**Required work:** Please pull out every line in the records below that contains the word "bounding", and copy each one in full.

[Records excerpted from a collection]
* * * * * * * * *

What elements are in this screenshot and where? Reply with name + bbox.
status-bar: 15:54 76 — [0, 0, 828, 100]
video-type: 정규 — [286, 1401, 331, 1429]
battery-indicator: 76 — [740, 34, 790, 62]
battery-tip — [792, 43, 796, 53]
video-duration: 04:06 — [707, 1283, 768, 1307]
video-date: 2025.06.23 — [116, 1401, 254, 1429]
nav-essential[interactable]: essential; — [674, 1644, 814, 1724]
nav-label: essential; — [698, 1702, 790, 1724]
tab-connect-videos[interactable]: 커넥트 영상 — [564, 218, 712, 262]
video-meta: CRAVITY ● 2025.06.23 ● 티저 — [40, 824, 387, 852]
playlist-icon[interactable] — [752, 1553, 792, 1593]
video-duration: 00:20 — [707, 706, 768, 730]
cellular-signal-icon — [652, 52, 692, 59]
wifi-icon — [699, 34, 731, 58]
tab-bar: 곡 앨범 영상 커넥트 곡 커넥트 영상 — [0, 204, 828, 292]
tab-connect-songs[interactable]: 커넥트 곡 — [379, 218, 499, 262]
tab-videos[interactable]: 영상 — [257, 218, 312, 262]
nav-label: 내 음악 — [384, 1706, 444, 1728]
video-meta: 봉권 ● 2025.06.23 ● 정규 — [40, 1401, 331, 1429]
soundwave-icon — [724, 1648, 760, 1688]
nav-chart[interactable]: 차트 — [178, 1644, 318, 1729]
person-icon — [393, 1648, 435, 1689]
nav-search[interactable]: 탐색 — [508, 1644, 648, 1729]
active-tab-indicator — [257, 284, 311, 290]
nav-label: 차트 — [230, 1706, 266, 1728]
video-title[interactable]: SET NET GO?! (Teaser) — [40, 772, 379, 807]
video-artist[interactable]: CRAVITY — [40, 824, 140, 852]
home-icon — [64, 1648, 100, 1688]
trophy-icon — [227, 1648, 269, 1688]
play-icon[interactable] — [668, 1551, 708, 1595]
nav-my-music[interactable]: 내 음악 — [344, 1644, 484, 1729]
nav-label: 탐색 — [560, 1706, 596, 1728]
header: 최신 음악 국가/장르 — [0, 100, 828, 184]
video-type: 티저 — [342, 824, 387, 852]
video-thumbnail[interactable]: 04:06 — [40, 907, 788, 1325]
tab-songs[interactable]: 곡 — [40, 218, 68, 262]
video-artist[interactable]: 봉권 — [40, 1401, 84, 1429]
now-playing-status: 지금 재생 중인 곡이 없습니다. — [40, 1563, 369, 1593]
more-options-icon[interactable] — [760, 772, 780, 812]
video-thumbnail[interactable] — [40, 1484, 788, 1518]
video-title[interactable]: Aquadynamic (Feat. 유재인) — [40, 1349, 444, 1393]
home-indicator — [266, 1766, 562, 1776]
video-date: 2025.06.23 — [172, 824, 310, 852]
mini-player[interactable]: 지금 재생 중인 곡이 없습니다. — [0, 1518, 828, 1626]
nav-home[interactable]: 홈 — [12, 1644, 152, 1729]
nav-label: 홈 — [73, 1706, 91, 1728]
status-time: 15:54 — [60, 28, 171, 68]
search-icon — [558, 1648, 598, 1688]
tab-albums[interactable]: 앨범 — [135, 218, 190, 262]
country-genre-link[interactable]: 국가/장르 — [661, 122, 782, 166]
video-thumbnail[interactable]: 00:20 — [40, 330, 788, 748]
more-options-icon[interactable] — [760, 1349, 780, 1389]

* * * * * * * * *

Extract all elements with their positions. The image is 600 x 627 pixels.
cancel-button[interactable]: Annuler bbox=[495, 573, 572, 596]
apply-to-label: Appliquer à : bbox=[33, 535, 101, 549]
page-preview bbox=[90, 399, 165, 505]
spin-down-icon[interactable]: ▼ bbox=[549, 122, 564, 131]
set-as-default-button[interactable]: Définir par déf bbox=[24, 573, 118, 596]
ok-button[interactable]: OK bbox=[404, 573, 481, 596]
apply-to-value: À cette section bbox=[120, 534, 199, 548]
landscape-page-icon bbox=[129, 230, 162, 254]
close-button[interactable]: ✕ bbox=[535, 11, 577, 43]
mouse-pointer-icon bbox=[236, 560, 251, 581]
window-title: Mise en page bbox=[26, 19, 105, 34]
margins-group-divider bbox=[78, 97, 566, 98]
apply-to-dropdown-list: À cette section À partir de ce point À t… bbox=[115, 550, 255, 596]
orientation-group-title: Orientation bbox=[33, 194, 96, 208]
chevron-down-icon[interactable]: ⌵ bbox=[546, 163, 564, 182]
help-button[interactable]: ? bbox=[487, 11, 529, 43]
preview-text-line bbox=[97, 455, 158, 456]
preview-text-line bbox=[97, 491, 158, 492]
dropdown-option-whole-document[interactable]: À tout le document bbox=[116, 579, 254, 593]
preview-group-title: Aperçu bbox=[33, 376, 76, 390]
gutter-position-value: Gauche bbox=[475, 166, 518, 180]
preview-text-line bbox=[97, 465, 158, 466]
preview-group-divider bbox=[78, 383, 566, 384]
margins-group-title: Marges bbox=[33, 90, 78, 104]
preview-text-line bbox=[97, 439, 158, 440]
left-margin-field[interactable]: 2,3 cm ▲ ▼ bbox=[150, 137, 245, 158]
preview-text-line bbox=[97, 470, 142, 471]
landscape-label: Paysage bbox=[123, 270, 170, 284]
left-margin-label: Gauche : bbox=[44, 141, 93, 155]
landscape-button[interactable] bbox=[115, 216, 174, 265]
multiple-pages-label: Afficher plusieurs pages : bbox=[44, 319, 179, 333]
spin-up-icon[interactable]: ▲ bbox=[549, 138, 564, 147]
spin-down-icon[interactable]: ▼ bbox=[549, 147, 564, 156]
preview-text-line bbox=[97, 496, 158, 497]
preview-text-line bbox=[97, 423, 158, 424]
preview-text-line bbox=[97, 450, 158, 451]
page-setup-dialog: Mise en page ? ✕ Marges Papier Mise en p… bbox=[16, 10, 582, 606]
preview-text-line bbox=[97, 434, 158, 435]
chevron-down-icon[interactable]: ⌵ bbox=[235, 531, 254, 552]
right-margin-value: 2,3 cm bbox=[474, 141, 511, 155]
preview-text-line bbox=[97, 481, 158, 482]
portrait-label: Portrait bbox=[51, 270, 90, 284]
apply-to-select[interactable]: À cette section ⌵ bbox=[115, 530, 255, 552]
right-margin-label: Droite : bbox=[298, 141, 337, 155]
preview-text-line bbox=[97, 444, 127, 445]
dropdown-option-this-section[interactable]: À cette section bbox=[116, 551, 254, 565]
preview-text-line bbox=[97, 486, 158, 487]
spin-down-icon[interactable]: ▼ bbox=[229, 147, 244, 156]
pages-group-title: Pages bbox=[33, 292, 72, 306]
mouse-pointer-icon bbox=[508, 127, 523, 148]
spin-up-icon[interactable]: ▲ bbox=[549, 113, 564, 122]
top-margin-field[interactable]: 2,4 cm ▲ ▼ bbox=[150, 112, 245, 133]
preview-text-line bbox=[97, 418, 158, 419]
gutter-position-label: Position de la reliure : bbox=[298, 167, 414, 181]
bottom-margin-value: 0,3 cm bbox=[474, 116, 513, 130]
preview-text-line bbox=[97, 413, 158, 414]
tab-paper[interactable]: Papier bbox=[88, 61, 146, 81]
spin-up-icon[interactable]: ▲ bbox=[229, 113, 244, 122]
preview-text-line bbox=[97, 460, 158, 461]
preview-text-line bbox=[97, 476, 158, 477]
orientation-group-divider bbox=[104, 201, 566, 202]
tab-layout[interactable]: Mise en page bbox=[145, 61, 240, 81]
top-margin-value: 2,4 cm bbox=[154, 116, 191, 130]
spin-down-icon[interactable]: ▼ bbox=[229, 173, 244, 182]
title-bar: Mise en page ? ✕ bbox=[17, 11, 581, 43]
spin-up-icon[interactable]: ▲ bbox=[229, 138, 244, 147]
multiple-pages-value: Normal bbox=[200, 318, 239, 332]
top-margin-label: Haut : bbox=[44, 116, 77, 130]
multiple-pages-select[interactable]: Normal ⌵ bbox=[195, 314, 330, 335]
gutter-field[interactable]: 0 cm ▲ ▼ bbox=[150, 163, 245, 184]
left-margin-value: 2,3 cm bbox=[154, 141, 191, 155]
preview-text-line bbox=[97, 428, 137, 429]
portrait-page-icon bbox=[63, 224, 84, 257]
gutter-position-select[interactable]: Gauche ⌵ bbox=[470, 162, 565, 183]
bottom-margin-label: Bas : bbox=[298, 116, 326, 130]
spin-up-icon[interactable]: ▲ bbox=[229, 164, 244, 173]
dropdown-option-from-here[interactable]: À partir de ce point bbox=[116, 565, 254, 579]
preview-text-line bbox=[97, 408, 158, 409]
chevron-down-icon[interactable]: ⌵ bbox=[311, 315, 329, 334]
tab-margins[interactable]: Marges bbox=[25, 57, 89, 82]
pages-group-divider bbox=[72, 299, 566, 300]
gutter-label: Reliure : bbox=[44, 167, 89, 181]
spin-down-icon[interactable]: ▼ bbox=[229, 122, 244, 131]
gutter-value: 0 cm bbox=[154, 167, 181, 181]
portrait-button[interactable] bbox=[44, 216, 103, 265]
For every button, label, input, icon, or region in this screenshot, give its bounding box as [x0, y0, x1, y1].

* * * * * * * * *

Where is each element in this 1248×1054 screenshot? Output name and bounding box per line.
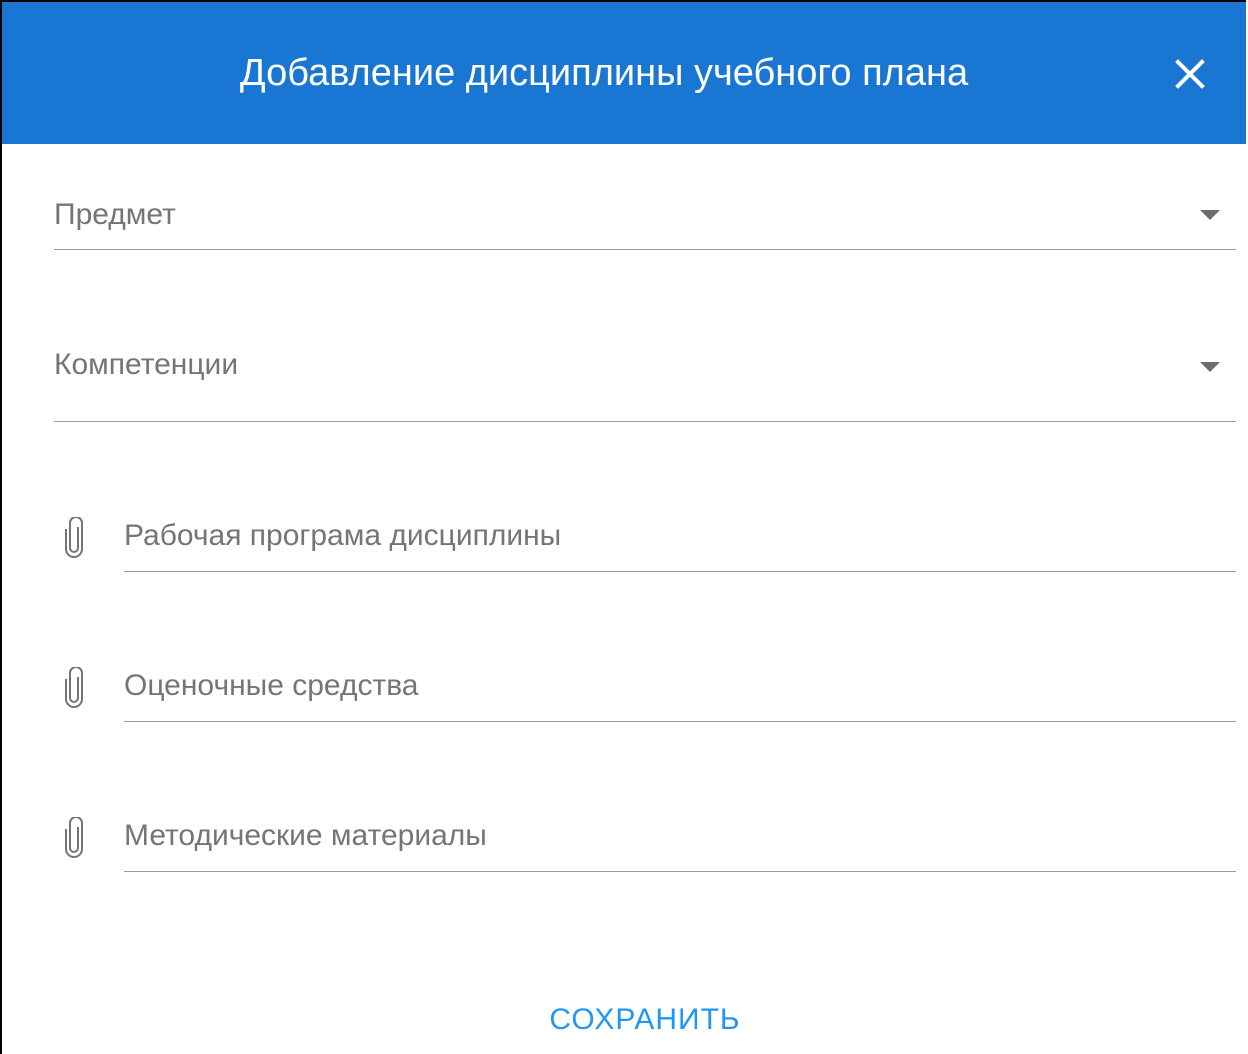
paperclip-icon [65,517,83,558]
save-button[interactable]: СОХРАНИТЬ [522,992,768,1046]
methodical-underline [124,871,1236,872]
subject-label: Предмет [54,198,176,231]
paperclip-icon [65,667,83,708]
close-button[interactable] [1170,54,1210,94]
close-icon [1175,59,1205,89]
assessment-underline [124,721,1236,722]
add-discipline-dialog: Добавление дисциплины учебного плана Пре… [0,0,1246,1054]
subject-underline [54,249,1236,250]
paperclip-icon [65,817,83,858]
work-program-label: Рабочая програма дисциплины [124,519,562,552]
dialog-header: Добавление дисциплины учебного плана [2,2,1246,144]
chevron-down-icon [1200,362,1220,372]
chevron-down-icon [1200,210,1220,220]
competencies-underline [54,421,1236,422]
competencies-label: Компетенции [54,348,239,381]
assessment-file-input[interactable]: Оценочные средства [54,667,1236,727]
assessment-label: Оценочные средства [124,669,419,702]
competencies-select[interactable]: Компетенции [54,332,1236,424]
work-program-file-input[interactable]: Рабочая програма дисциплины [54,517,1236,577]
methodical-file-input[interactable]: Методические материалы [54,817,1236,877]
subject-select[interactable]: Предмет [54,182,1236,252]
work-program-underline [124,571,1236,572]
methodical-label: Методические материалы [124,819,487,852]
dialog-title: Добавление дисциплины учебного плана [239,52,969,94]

* * * * * * * * *

**Answer in full:**
For every button, label, input, icon, or region in this screenshot, give its bounding box as [x0, y0, x1, y1].
Where is each element in this 1248×1054 screenshot? Output name and bounding box per line.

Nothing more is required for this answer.